Çıkarılan metin:
┄┄┄┄┄┄┄┄┄┄
5 Eylül 2017 Salı

GAZETECİLİK ETİĞİ: "İSİMLERİN KODLANMASI VE FOTOĞRAFLARIN BUZLANMASI KILAVUZU" ÜZERİNE

Hürriyet okur temsilcisi Faruk Bildirici, sadece Hürriyet gazetesinde yayımlanan haberler ve yazılarla ilgili eleştiri ve şikayetleri değerlendirmiyor, aynı zamanda Türk medyasının yaygın etik sorunları konusunda çözüm önerileri de geliştiriyor. Bunlardan biri de hangi durumlarda isimlerin kodlanması ve fotoğrafların kodlanması gerektiğine ilişkin hazırladığı kılavuz taslağı. Her ne kadar Faruk Bildirici bu kılavuz taslağını 11 Nisan 2016 tarihinde yayımlamış ve "Elbette bu bir taslak metin. Bütün editörler, bölüm şefleri ve muhabirlerin katkılarıyla son şekli verilebilir. Ancak o zaman eksikleri giderilmiş ve uygulanabilirlik oranı yüksek bir kılavuz ortaya çıkar" demişse de, o günden bugüne hakkında yorum yapan çıkmamıştı. Bu haftaki yazısında Cumhuriyet okur temsilcisi Güray Öz, Faruk Bildirici'nin hazırladığı kılavuz taslağını, "yararlı ve yol gösterici olacağını umuyor, tartışmaya ve ilginize sunuyorum" diyerek yayımladı

Temel ilkeler

Faruk Bildirici'nin hazırladığı metinden hareketle her bir madde için düşüncelerimi ve önerilerimi aktaracağım. Faruk Bildirici'nin önerileri kahverengi olanlar, benim düzeltme önerilerim mavi renkte: 

- Adli vakalarda iddianame
 hazırlanıp yargılama başlayana kadar isimler kodlanır. Yargılama sırasında ve kararlarda isimler açık yazılabilir; ancak tereddüt yaratan durumlarda isimlerin gizlenmesi tercih edilir. Dijital mecrada yargı kararına kadar isimler gizli tutulur.
┄┄┄┄┄┄┄┄┄┄
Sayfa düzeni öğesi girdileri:
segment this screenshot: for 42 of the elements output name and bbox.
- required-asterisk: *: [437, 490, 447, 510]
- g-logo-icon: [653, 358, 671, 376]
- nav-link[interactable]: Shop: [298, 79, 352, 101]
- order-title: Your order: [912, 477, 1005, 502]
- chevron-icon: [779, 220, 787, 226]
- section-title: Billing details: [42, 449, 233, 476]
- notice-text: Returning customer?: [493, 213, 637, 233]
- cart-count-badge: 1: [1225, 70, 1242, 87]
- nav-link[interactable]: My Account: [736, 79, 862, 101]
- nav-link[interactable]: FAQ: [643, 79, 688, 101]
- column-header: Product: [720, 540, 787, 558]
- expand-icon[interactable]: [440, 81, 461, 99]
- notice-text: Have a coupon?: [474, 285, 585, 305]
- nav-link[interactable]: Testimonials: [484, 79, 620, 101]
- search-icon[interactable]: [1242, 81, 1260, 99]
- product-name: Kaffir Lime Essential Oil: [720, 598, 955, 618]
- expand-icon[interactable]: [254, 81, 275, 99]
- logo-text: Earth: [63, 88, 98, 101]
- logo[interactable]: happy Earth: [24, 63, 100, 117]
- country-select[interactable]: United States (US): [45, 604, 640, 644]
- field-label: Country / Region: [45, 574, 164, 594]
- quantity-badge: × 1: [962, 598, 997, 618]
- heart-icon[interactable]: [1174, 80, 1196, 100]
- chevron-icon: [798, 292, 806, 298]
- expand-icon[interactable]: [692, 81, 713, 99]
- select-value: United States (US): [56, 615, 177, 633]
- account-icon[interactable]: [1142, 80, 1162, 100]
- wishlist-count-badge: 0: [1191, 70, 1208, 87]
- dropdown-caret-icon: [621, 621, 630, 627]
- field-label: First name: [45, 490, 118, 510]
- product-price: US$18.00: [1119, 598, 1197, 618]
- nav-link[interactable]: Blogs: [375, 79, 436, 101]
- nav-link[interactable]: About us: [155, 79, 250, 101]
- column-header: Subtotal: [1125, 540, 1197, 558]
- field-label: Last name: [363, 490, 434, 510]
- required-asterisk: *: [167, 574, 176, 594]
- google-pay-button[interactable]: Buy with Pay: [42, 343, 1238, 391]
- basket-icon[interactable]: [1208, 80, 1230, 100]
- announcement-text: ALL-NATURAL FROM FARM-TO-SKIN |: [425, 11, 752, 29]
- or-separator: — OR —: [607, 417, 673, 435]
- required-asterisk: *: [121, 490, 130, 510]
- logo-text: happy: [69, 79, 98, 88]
┄┄┄┄┄┄┄┄┄┄
Gazetecilik etiği yazısında "Temel ilkeler" sözünden "kadar isimler gizli tutulur." sözüne kadar uzanan bölümün tamamını yeniden yazın ve "kodlanır" yerine "kısaltılır" kullanın.

Temel ilkeler

Faruk Bildirici'nin hazırladığı metinden hareketle her bir madde için düşüncelerimi ve önerilerimi aktaracağım. Faruk Bildirici'nin önerileri kahverengi olanlar, benim düzeltme önerilerim mavi renkte: 

- Adli vakalarda iddianame
 hazırlanıp yargılama başlayana kadar isimler kısaltılır. Yargılama sırasında ve kararlarda isimler açık yazılabilir; ancak tereddüt yaratan durumlarda isimlerin gizlenmesi tercih edilir. Dijital mecrada yargı kararına kadar isimler gizli tutulur.